_Tareas del ejercicio_
**1.** En el texto sobre la vejez, resume como lista el párrafo que empieza con "Normalmente, la publicidad despliega". Conserva sus datos principales.
**2.** Responde con datos del texto sobre la vejez:
(a) ¿Qué tapan las cremas especiales según la publicidad?
(b) ¿Qué edades suelen pedir los anuncios clasificados de trabajo?
(c) ¿Qué década declaró la Organización Mundial de la Salud en octubre de 2020?
**3.** Continúa el texto sobre la vejez a partir de su última oración.

_Bloque de texto_
○ ○ ○ ○ ○ ○ ○

Obsolescencia programada

Por María Eugenia Acero Colomine@andesenfrungen / Ilustración Erasmo Sánchez

Normalmente, la publicidad despliega anuncios coloridos y muy vistosos mostrando cómo el producto que promocionan tiene la virtud de ocultar el pecado capital de la vejez. Así, cremas especiales tapan arrugas en tanto que tintes de diferentes tonalidades y colores cubren las canas. Cuando se observan los anuncios clasificados, es común que los trabajos son destinados a personas de 18 a 35 años máximo. A partir de ahí ya es muy tarde que las personas se postulen para un empleo.

Es muy caro envejecer

La Organización Mundial de la Salud declaró en octubre de 2020 la década del envejecimiento saludable (2020–2030). Al  mismo tiempo, aprobó que se incluyera la vejez como una enfermedad ante la Clasificación Internacional de Enfermedades (CIE-II). Sin embargo, no fue recientemente que se empezó a considerar a los adultos mayores una molestia para la sociedad. En abril de 1912, el Fondo Monetario Internacional presentó un “Informe sobre la estabilidad financiera mundial”, en el que alertó de “las implicaciones financieras potencialmente muy grandes del riesgo de que la gente viva más de lo esperado”. En este informe se señalaba que la longevidad acarreaba costos financieros para los gobiernos a través de los planes de jubilación. Las implicaciones financieras de que la gente viva más de lo esperado son muy grandes.

○ ○ ○ ○ ○ ○ ○

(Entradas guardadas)
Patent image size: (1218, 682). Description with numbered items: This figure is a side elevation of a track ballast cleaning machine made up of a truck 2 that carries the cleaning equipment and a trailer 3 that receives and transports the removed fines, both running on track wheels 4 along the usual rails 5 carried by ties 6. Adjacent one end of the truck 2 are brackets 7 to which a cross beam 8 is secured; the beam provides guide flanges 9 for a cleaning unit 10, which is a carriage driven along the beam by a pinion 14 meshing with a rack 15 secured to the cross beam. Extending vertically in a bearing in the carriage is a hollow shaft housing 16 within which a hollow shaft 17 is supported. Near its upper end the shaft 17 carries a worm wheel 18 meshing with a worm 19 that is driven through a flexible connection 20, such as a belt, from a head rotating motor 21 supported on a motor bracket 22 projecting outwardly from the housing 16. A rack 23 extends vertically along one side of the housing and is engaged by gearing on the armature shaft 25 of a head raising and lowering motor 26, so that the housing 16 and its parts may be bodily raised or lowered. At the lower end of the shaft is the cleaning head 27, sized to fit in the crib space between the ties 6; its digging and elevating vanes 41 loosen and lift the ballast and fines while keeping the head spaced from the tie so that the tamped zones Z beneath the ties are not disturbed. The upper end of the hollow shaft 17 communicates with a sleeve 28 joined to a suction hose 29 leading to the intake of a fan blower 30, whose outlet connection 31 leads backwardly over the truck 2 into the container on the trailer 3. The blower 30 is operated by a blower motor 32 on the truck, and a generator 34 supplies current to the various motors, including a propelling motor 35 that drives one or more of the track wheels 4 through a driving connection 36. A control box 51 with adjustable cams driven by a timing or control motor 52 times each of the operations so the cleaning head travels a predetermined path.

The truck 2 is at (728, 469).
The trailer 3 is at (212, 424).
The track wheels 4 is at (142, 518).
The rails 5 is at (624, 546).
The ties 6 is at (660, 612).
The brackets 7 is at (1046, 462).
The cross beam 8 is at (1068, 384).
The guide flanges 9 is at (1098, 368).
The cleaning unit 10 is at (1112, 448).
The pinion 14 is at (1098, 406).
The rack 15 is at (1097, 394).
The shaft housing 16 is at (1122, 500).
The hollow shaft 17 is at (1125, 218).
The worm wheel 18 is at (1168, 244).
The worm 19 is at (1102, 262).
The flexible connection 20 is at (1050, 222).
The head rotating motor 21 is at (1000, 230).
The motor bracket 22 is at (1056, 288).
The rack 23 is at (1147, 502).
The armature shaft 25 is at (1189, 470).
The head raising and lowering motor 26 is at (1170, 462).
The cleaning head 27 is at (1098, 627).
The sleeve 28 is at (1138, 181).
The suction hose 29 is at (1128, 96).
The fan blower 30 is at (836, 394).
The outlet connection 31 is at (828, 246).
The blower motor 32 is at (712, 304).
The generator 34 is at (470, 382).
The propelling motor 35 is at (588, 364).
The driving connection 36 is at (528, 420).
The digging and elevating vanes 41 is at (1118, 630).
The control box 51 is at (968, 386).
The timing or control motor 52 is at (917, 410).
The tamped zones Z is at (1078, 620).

○ ○ ○ ○ ○ ○ ○

_Respuestas numeradas_
**1.**
- La publicidad muestra productos que ocultan la vejez.
- Hay cremas especiales que tapan arrugas y tintes que cubren las canas.
- En los anuncios clasificados, los empleos suelen ser para personas de 18 a 35 años como máximo.
- Después de esa edad ya es muy tarde para postularse a un empleo.

**2.**
(a) Las arrugas.
(b) De 18 a 35 años como máximo.
(c) La década del envejecimiento saludable (2020–2030).

**3.**
Portadores de la memoria

Por otro lado, en las sociedades originarias, los viejos son más bien vistos como un tesoro. En Venezuela, el chamán Bolívar y su esposa eran reverenciados por ser taitas, curanderos, seres de medicina, no solo por su vida con las plantas, el arte y la salud, sino por el largo camino de vida que venían transitando. Normalmente en las etnias indígenas en todo el mundo, los ancianos y ancianas son seres de tanta sabiduría, que cumplen funciones de asesores de Estado y sanadores. Ancianos como María Sabina y Querubín Queta son un ejemplo de personas trascendidas en sí mismas y que con su ejemplo guiaron a muchas otras.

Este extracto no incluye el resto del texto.